WHAT THE EXERCISE ASKS> Repeat everything from the line containing "477, 138, 484]" down to the line containing "912, 353, 919]", including both of those lines.

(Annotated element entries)
########

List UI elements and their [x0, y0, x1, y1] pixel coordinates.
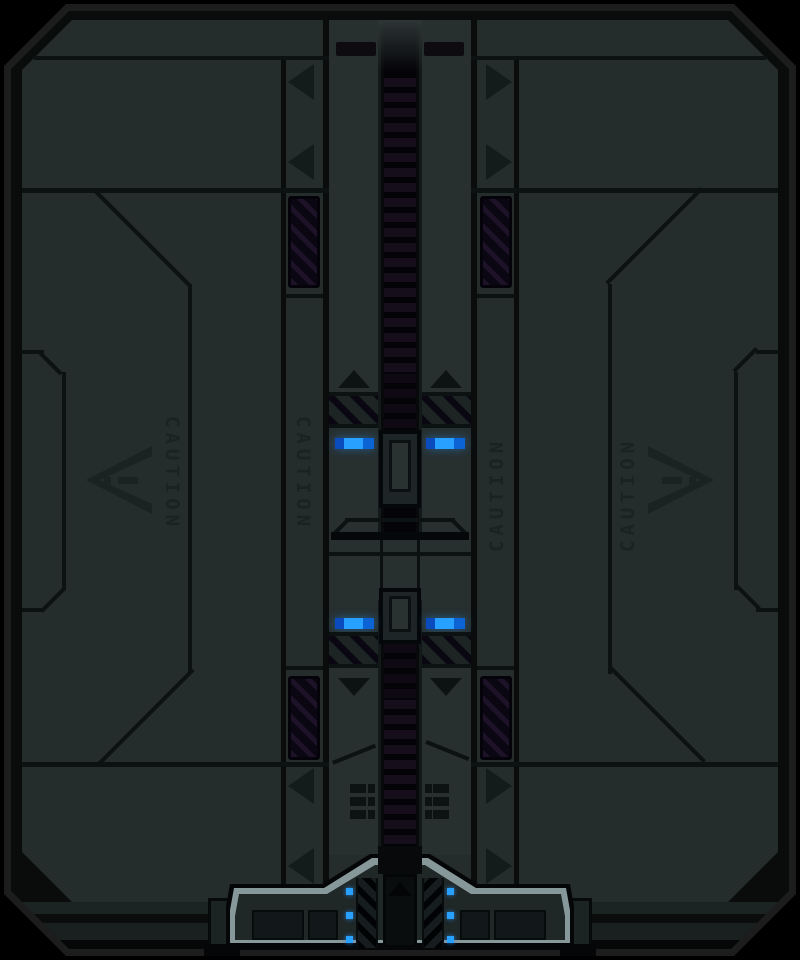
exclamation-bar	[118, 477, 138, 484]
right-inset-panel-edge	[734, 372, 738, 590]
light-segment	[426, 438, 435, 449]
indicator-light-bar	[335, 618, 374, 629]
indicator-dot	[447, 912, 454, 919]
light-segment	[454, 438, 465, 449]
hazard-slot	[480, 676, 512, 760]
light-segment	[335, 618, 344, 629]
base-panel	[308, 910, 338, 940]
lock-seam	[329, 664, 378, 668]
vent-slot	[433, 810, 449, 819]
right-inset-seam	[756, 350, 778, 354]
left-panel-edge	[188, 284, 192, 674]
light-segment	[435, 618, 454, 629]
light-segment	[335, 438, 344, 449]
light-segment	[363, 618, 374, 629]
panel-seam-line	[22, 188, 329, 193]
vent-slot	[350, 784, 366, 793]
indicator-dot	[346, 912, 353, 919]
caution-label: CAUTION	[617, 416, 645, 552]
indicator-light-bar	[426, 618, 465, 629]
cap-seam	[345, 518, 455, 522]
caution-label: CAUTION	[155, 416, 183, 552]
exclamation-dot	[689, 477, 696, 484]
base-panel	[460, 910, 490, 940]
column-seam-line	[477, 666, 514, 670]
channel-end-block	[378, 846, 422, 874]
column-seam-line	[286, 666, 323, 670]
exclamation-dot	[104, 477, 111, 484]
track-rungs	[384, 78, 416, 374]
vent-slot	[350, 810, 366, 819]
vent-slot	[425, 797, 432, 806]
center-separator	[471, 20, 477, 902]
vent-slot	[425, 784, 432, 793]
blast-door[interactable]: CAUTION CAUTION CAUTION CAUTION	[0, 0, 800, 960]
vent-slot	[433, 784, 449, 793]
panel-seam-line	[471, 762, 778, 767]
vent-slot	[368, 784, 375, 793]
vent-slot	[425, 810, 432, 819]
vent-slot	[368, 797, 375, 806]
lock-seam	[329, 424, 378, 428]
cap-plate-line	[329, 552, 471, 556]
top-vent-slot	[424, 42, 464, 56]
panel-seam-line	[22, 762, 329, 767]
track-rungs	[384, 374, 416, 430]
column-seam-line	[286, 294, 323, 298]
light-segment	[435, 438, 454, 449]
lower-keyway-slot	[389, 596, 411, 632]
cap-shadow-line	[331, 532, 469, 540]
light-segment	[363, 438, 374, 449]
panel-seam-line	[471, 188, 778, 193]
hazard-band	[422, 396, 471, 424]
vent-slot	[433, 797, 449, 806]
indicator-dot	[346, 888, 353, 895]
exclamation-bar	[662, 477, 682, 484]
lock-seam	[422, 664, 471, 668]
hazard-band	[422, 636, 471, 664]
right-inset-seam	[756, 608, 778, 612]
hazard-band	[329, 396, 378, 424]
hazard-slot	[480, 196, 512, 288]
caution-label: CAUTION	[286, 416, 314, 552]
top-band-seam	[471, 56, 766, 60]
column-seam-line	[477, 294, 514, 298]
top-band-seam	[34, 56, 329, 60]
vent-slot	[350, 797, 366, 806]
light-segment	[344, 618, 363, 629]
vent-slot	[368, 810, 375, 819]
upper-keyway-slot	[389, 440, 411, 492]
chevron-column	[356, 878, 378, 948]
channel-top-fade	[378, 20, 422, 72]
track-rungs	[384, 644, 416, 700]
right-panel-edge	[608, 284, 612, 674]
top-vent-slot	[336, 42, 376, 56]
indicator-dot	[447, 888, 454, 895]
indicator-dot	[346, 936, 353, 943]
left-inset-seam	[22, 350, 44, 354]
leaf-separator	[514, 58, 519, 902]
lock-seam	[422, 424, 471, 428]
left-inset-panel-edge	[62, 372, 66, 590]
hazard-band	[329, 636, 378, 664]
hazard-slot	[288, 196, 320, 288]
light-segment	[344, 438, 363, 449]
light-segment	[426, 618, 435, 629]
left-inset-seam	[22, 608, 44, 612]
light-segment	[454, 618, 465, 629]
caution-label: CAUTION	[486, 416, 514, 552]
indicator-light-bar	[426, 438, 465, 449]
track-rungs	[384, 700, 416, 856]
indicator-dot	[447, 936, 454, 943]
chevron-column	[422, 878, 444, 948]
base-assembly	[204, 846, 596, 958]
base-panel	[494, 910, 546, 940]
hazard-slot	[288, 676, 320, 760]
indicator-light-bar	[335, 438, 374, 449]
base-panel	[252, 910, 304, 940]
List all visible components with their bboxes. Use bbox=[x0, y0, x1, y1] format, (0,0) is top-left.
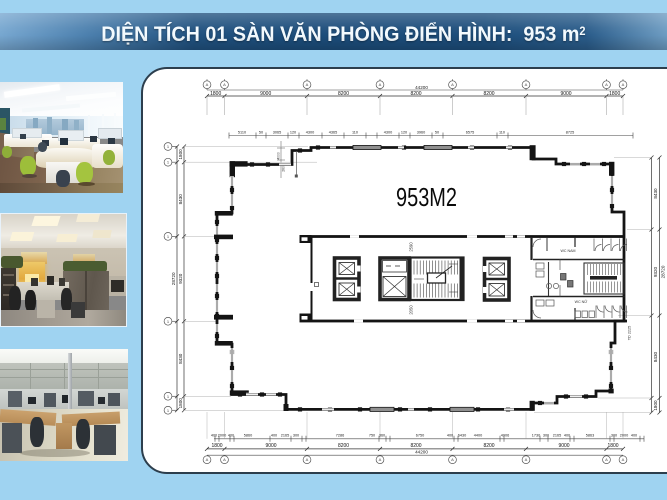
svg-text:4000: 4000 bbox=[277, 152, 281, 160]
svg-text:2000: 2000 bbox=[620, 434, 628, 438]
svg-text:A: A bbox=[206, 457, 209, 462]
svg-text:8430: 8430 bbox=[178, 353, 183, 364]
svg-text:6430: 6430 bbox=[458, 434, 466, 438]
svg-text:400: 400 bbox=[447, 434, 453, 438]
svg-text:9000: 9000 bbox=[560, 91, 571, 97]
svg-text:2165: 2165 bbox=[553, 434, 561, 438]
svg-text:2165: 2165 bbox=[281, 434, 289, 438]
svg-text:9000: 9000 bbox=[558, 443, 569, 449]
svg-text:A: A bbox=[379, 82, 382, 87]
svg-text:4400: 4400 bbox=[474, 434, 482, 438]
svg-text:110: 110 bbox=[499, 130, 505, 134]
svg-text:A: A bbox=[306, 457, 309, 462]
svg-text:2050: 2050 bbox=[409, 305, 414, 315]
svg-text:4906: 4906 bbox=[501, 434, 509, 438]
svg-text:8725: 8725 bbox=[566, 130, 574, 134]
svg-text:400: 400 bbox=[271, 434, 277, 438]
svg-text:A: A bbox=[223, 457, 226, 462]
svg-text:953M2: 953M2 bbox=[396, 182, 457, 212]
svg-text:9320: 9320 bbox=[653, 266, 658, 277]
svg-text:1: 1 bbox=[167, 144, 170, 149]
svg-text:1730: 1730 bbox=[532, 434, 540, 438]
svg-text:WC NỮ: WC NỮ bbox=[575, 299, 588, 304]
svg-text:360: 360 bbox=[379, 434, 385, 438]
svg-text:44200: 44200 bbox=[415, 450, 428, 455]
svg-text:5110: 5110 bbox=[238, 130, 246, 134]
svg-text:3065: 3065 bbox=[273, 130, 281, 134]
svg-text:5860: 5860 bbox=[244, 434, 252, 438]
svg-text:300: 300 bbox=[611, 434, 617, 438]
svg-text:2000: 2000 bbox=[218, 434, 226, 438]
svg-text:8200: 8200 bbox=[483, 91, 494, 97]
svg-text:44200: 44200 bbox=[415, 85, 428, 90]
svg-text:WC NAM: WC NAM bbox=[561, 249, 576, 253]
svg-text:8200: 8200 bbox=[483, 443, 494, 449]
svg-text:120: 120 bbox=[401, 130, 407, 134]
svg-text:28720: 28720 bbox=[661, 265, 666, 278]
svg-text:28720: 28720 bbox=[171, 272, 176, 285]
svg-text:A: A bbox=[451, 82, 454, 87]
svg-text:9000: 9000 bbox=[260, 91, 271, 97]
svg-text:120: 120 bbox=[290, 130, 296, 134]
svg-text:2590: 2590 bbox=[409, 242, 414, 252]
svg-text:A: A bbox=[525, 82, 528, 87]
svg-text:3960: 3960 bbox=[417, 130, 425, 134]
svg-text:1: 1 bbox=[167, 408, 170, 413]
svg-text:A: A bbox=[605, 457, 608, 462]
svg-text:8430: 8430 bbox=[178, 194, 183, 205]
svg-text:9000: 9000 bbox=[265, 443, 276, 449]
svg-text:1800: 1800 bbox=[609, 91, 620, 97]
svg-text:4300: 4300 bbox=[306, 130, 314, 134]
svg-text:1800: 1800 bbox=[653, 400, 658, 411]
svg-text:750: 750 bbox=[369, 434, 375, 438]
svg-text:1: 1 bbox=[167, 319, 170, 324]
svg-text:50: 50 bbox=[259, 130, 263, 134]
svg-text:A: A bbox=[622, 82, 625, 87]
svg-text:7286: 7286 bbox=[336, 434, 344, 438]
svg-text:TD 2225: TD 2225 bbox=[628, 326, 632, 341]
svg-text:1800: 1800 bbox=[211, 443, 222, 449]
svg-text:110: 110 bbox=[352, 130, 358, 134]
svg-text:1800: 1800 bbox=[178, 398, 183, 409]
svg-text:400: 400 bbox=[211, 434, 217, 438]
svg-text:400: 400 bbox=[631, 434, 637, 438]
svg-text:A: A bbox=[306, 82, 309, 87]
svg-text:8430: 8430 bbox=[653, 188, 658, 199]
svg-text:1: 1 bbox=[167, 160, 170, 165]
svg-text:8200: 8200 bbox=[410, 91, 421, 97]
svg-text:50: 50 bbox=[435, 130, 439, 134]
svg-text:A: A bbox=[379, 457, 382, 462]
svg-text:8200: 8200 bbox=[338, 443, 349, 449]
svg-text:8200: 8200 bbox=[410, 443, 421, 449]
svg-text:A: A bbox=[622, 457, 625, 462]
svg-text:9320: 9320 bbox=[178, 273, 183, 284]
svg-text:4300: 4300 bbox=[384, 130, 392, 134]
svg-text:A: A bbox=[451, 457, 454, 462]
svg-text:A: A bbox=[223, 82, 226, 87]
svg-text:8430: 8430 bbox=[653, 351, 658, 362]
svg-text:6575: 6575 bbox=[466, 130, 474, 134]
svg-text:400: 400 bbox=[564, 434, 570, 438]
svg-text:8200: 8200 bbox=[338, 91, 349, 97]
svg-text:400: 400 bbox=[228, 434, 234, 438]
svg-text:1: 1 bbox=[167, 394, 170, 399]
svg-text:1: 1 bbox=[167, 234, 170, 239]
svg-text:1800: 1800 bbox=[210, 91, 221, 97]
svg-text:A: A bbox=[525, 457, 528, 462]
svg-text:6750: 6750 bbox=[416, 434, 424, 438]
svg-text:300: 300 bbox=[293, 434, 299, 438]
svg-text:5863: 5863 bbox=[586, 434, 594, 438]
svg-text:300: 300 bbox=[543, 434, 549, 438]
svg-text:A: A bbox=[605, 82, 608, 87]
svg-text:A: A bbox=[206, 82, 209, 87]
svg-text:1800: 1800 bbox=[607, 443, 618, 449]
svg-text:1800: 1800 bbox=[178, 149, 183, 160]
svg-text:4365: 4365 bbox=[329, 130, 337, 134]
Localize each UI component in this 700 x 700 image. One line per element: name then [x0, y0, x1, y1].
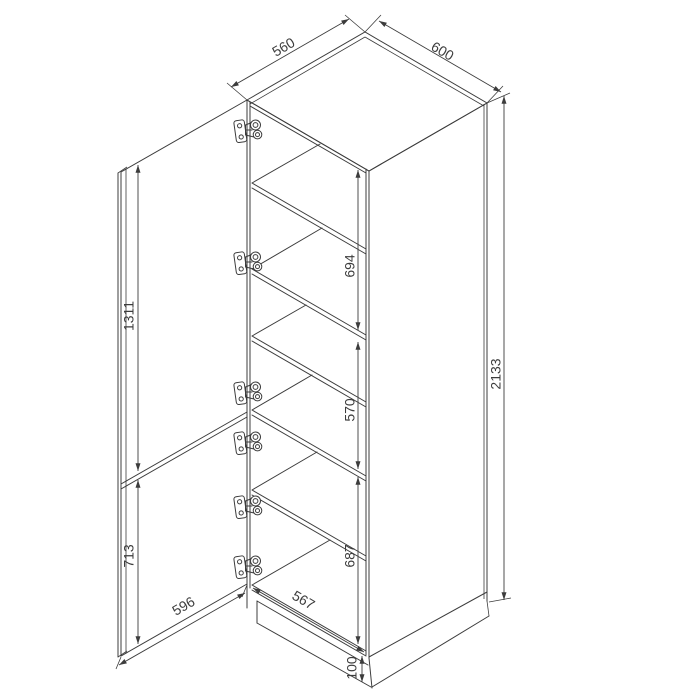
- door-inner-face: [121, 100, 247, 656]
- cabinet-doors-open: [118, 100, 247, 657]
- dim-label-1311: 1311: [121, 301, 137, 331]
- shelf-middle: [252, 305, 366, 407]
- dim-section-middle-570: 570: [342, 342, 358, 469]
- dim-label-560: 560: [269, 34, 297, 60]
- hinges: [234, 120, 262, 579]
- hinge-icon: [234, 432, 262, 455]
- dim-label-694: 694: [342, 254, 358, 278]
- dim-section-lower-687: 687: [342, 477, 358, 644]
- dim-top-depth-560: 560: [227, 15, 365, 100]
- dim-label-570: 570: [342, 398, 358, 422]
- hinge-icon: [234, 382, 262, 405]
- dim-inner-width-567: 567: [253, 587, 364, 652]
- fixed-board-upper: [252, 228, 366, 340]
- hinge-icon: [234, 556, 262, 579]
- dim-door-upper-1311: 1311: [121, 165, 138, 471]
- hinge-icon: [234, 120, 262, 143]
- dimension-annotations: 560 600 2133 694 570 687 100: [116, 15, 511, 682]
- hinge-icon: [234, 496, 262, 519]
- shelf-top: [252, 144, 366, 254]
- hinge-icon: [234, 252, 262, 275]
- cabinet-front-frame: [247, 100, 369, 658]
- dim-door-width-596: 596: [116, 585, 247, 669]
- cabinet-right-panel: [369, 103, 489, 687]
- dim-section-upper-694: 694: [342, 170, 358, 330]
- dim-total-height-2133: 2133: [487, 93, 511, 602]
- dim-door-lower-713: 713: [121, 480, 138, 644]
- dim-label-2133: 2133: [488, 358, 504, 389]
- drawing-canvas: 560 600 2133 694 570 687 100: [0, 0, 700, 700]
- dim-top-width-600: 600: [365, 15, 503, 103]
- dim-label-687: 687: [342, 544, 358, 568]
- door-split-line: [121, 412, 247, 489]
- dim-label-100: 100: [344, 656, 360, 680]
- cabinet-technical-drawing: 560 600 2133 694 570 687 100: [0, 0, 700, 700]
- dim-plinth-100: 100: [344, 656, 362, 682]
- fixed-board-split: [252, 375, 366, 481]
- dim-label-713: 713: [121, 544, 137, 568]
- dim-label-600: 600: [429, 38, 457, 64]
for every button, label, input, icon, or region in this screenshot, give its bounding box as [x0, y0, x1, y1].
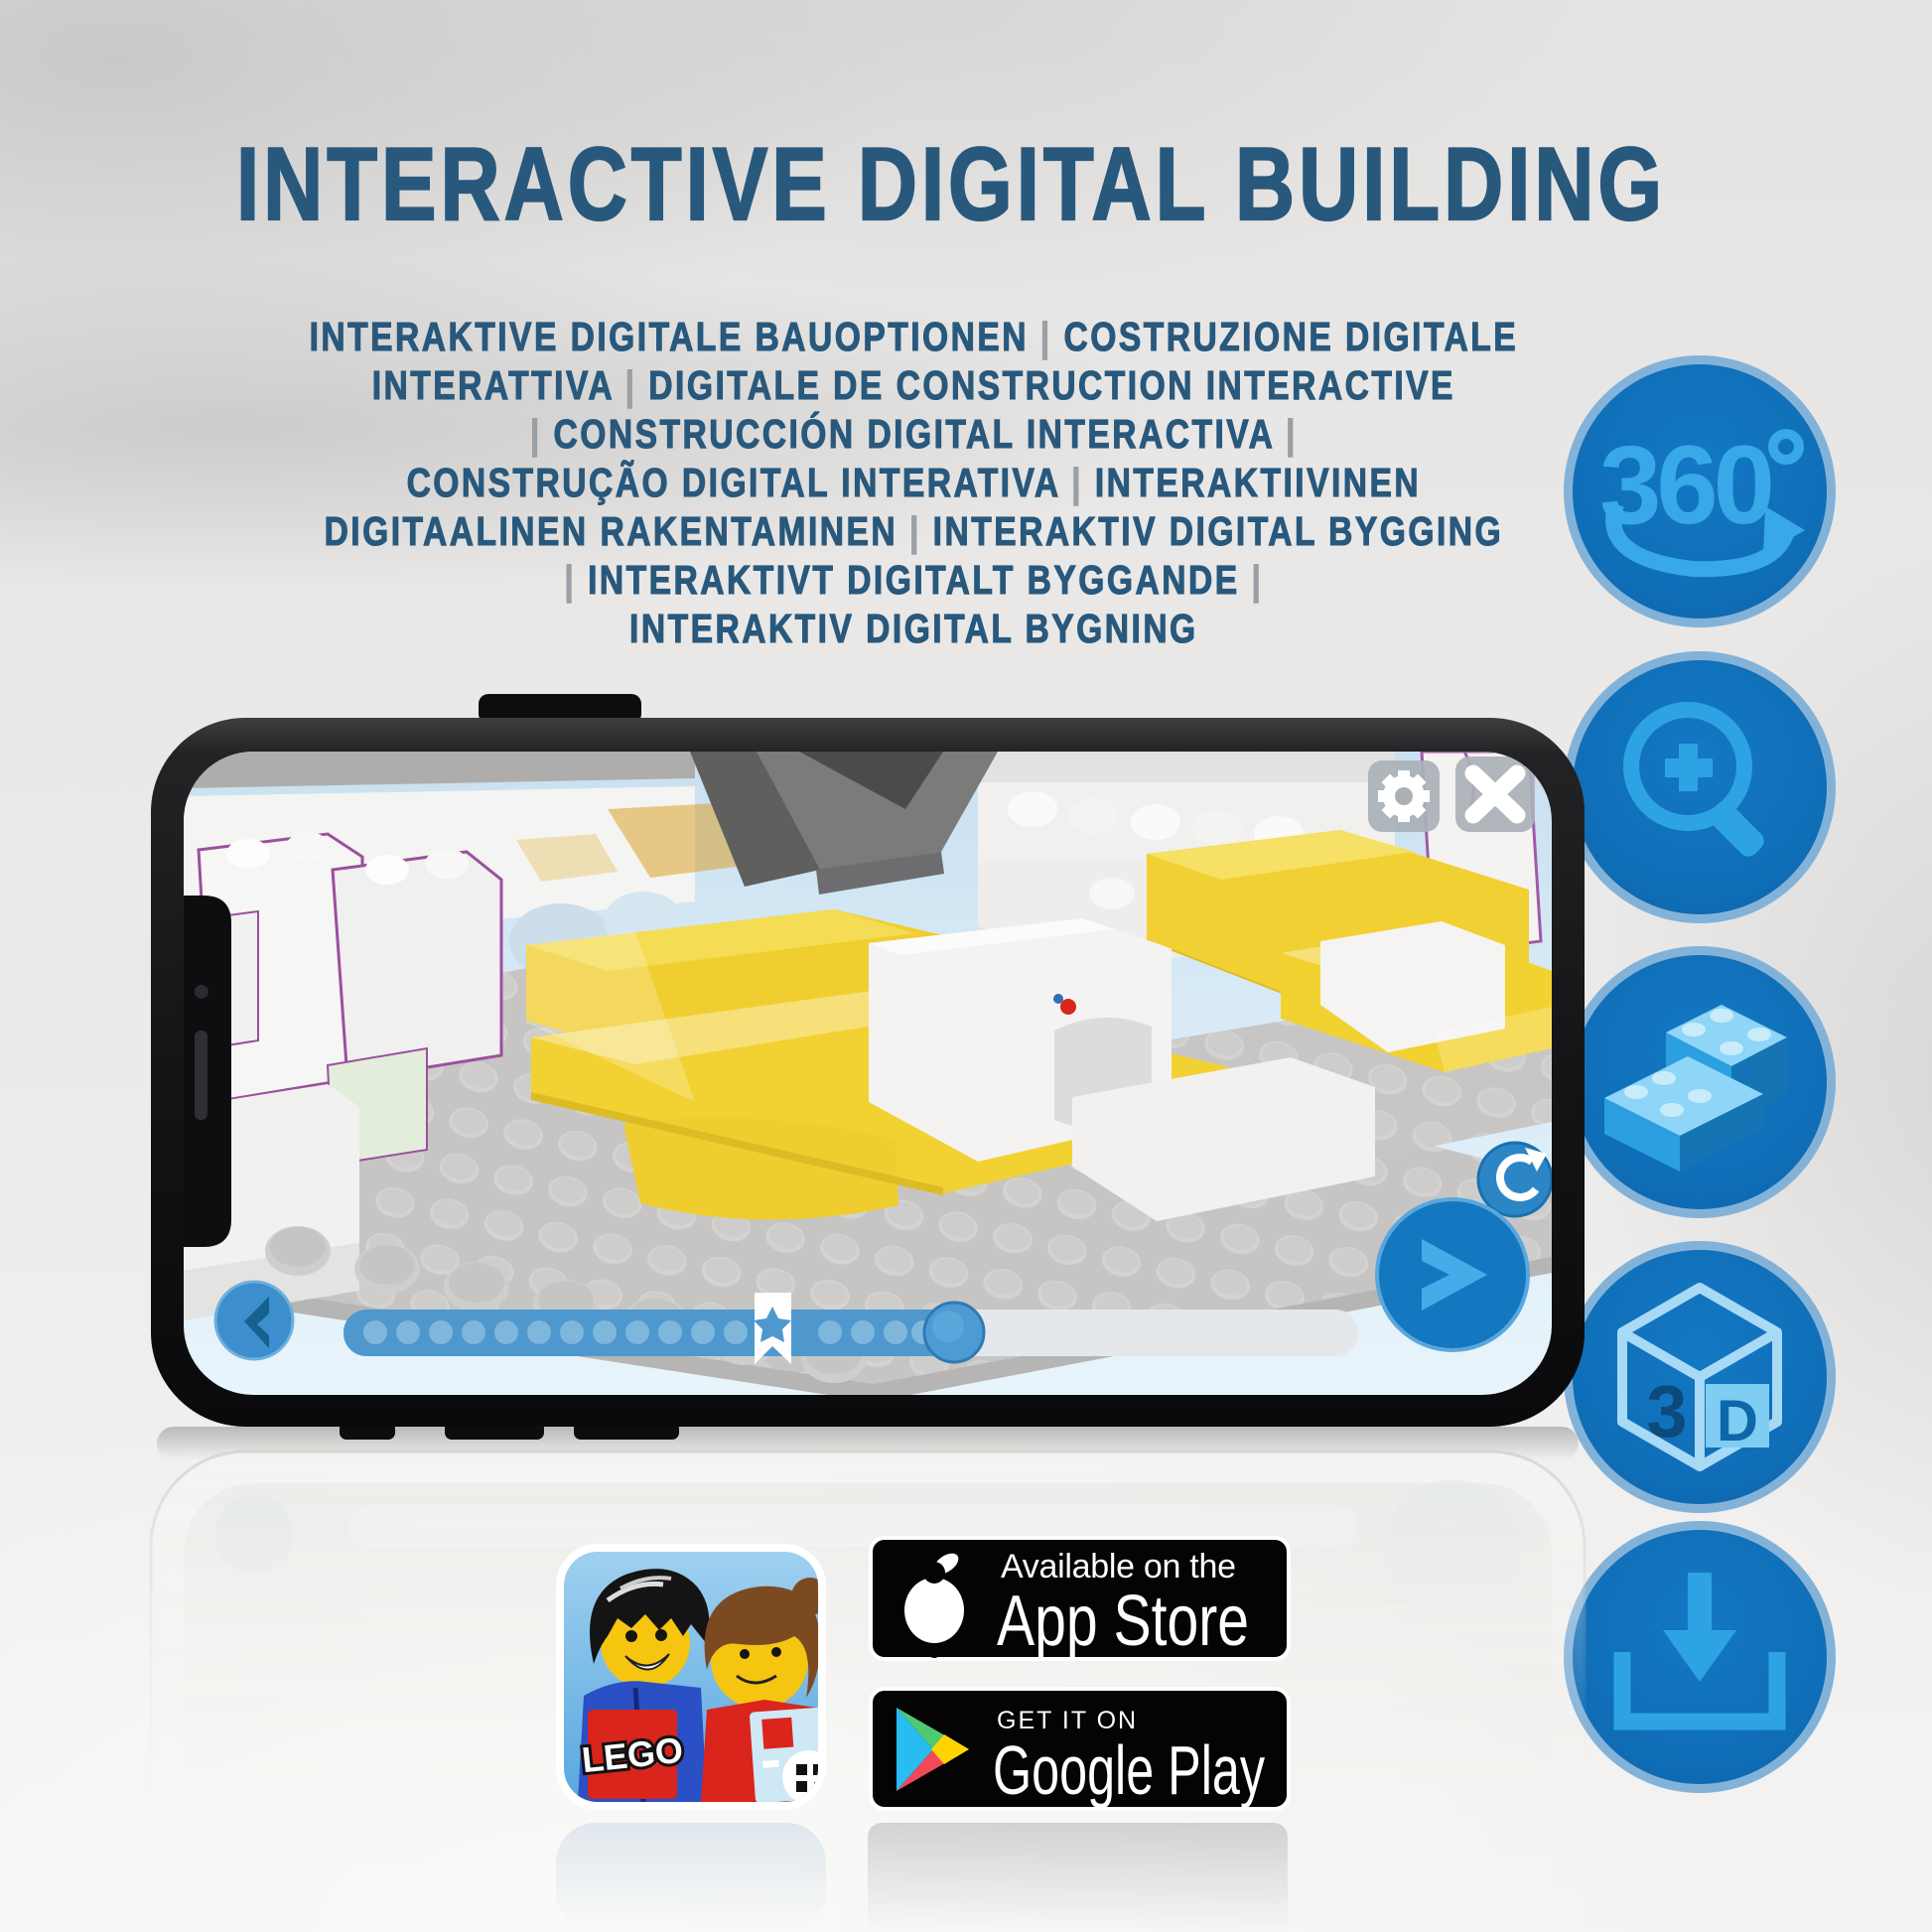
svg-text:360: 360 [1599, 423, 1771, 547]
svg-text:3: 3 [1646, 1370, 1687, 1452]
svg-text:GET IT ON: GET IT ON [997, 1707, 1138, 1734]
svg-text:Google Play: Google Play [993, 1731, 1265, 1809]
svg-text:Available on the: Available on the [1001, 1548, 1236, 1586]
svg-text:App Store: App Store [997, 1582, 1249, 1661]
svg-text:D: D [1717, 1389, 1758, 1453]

########

SOLUTION TO THIS TASK>
exclamation-bar	[118, 477, 138, 484]
right-inset-panel-edge	[734, 372, 738, 590]
light-segment	[426, 438, 435, 449]
indicator-light-bar	[335, 618, 374, 629]
indicator-dot	[447, 912, 454, 919]
light-segment	[454, 438, 465, 449]
hazard-slot	[480, 676, 512, 760]
light-segment	[335, 618, 344, 629]
base-panel	[308, 910, 338, 940]
lock-seam	[329, 664, 378, 668]
vent-slot	[433, 810, 449, 819]
right-inset-seam	[756, 350, 778, 354]
left-panel-edge	[188, 284, 192, 674]
light-segment	[435, 618, 454, 629]
light-segment	[335, 438, 344, 449]
light-segment	[363, 618, 374, 629]
panel-seam-line	[22, 188, 329, 193]
vent-slot	[350, 784, 366, 793]
indicator-dot	[346, 912, 353, 919]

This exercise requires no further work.